* [WRITTEN INSTRUCTION]
What follows is a block of records; reproduce all of it verbatim.

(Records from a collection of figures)
──────

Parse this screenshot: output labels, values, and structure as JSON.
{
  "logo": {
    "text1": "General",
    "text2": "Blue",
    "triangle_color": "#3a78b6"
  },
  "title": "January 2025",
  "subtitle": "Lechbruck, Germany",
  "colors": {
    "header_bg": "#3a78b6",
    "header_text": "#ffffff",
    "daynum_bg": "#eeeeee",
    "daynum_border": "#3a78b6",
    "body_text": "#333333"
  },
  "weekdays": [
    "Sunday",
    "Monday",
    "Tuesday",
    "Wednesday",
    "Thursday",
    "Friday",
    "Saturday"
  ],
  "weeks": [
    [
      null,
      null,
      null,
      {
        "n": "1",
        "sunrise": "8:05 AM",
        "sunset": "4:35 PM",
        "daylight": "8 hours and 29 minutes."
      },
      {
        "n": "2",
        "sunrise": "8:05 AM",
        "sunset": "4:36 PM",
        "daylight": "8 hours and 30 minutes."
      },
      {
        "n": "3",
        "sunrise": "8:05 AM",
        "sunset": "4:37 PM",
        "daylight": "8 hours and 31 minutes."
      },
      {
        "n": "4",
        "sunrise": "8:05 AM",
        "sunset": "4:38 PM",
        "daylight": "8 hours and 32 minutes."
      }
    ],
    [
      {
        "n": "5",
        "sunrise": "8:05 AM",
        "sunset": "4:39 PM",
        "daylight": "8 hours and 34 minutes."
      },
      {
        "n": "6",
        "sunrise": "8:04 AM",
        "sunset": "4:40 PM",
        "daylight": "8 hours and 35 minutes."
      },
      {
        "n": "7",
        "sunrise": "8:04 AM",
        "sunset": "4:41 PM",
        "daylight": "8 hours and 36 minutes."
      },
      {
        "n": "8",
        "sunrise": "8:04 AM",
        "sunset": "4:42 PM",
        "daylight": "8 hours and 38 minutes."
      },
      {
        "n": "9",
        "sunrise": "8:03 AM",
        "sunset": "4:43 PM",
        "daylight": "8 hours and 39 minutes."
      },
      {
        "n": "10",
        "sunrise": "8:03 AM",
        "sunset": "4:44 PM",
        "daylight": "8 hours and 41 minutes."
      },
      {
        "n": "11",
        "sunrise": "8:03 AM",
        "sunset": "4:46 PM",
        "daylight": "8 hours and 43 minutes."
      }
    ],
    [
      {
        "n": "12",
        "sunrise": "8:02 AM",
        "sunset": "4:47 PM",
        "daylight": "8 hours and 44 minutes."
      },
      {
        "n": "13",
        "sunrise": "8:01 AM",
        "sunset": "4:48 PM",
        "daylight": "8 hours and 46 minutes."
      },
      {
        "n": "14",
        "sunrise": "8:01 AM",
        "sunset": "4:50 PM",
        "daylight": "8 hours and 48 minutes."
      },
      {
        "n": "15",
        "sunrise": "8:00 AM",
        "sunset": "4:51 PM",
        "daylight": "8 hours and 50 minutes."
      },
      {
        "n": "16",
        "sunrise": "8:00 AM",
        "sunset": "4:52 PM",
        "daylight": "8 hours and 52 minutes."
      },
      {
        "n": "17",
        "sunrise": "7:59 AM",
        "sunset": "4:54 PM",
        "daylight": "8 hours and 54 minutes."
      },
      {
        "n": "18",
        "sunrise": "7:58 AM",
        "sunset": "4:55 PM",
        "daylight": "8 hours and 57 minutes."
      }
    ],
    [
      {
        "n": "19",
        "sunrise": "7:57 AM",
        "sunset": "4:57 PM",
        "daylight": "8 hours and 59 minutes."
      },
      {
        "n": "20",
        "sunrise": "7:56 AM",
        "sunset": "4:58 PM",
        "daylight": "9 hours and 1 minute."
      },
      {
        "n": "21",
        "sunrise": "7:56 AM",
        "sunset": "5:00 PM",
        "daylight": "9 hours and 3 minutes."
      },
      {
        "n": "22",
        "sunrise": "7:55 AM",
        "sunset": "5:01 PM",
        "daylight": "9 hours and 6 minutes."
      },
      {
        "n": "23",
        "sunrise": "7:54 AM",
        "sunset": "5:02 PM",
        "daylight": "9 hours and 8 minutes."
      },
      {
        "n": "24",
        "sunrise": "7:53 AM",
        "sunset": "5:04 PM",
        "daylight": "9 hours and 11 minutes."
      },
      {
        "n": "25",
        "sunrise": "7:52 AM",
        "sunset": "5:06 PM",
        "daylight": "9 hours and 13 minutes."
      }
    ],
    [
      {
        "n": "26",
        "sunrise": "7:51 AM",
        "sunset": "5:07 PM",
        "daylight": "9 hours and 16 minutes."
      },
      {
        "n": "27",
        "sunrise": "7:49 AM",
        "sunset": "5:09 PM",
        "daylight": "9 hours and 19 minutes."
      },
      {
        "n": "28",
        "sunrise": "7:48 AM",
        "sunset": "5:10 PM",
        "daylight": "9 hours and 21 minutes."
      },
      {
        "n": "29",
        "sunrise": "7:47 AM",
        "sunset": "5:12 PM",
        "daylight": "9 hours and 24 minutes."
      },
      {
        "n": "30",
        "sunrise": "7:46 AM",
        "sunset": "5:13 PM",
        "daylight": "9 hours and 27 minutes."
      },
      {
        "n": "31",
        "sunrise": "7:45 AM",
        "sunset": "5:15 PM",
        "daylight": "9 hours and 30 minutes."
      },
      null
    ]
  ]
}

──────

* [CORRECT RESULT]
Parse this screenshot: output labels, values, and structure as JSON.
{
  "logo": {
    "text1": "General",
    "text2": "Blue",
    "triangle_color": "#3a78b6"
  },
  "title": "January 2025",
  "subtitle": "Lechbruck, Germany",
  "colors": {
    "header_bg": "#3a78b6",
    "header_text": "#ffffff",
    "daynum_bg": "#eeeeee",
    "daynum_border": "#3a78b6",
    "body_text": "#333333"
  },
  "weekdays": [
    "Sunday",
    "Monday",
    "Tuesday",
    "Wednesday",
    "Thursday",
    "Friday",
    "Saturday"
  ],
  "weeks": [
    [
      null,
      null,
      null,
      {
        "n": "1",
        "sunrise": "8:05 AM",
        "sunset": "4:35 PM",
        "daylight": "8 hours and 29 minutes."
      },
      {
        "n": "2",
        "sunrise": "8:05 AM",
        "sunset": "4:36 PM",
        "daylight": "8 hours and 30 minutes."
      },
      {
        "n": "3",
        "sunrise": "8:05 AM",
        "sunset": "4:37 PM",
        "daylight": "8 hours and 31 minutes."
      },
      {
        "n": "4",
        "sunrise": "8:05 AM",
        "sunset": "4:38 PM",
        "daylight": "8 hours and 32 minutes."
      }
    ],
    [
      {
        "n": "5",
        "sunrise": "8:05 AM",
        "sunset": "4:39 PM",
        "daylight": "8 hours and 34 minutes."
      },
      {
        "n": "6",
        "sunrise": "8:04 AM",
        "sunset": "4:40 PM",
        "daylight": "8 hours and 35 minutes."
      },
      {
        "n": "7",
        "sunrise": "8:04 AM",
        "sunset": "4:41 PM",
        "daylight": "8 hours and 36 minutes."
      },
      {
        "n": "8",
        "sunrise": "8:04 AM",
        "sunset": "4:42 PM",
        "daylight": "8 hours and 38 minutes."
      },
      {
        "n": "9",
        "sunrise": "8:03 AM",
        "sunset": "4:43 PM",
        "daylight": "8 hours and 39 minutes."
      },
      {
        "n": "10",
        "sunrise": "8:03 AM",
        "sunset": "4:44 PM",
        "daylight": "8 hours and 41 minutes."
      },
      {
        "n": "11",
        "sunrise": "8:03 AM",
        "sunset": "4:46 PM",
        "daylight": "8 hours and 43 minutes."
      }
    ],
    [
      {
        "n": "12",
        "sunrise": "8:02 AM",
        "sunset": "4:47 PM",
        "daylight": "8 hours and 44 minutes."
      },
      {
        "n": "13",
        "sunrise": "8:01 AM",
        "sunset": "4:48 PM",
        "daylight": "8 hours and 46 minutes."
      },
      {
        "n": "14",
        "sunrise": "8:01 AM",
        "sunset": "4:50 PM",
        "daylight": "8 hours and 48 minutes."
      },
      {
        "n": "15",
        "sunrise": "8:00 AM",
        "sunset": "4:51 PM",
        "daylight": "8 hours and 50 minutes."
      },
      {
        "n": "16",
        "sunrise": "8:00 AM",
        "sunset": "4:52 PM",
        "daylight": "8 hours and 52 minutes."
      },
      {
        "n": "17",
        "sunrise": "7:59 AM",
        "sunset": "4:54 PM",
        "daylight": "8 hours and 54 minutes."
      },
      {
        "n": "18",
        "sunrise": "7:58 AM",
        "sunset": "4:55 PM",
        "daylight": "8 hours and 57 minutes."
      }
    ],
    [
      {
        "n": "19",
        "sunrise": "7:57 AM",
        "sunset": "4:57 PM",
        "daylight": "8 hours and 59 minutes."
      },
      {
        "n": "20",
        "sunrise": "7:56 AM",
        "sunset": "4:58 PM",
        "daylight": "9 hours and 1 minute."
      },
      {
        "n": "21",
        "sunrise": "7:56 AM",
        "sunset": "5:00 PM",
        "daylight": "9 hours and 3 minutes."
      },
      {
        "n": "22",
        "sunrise": "7:55 AM",
        "sunset": "5:01 PM",
        "daylight": "9 hours and 6 minutes."
      },
      {
        "n": "23",
        "sunrise": "7:54 AM",
        "sunset": "5:02 PM",
        "daylight": "9 hours and 8 minutes."
      },
      {
        "n": "24",
        "sunrise": "7:53 AM",
        "sunset": "5:04 PM",
        "daylight": "9 hours and 11 minutes."
      },
      {
        "n": "25",
        "sunrise": "7:52 AM",
        "sunset": "5:06 PM",
        "daylight": "9 hours and 13 minutes."
      }
    ],
    [
      {
        "n": "26",
        "sunrise": "7:51 AM",
        "sunset": "5:07 PM",
        "daylight": "9 hours and 16 minutes."
      },
      {
        "n": "27",
        "sunrise": "7:49 AM",
        "sunset": "5:09 PM",
        "daylight": "9 hours and 19 minutes."
      },
      {
        "n": "28",
        "sunrise": "7:48 AM",
        "sunset": "5:10 PM",
        "daylight": "9 hours and 21 minutes."
      },
      {
        "n": "29",
        "sunrise": "7:47 AM",
        "sunset": "5:12 PM",
        "daylight": "9 hours and 24 minutes."
      },
      {
        "n": "30",
        "sunrise": "7:46 AM",
        "sunset": "5:13 PM",
        "daylight": "9 hours and 27 minutes."
      },
      {
        "n": "31",
        "sunrise": "7:45 AM",
        "sunset": "5:15 PM",
        "daylight": "9 hours and 30 minutes."
      },
      null
    ]
  ]
}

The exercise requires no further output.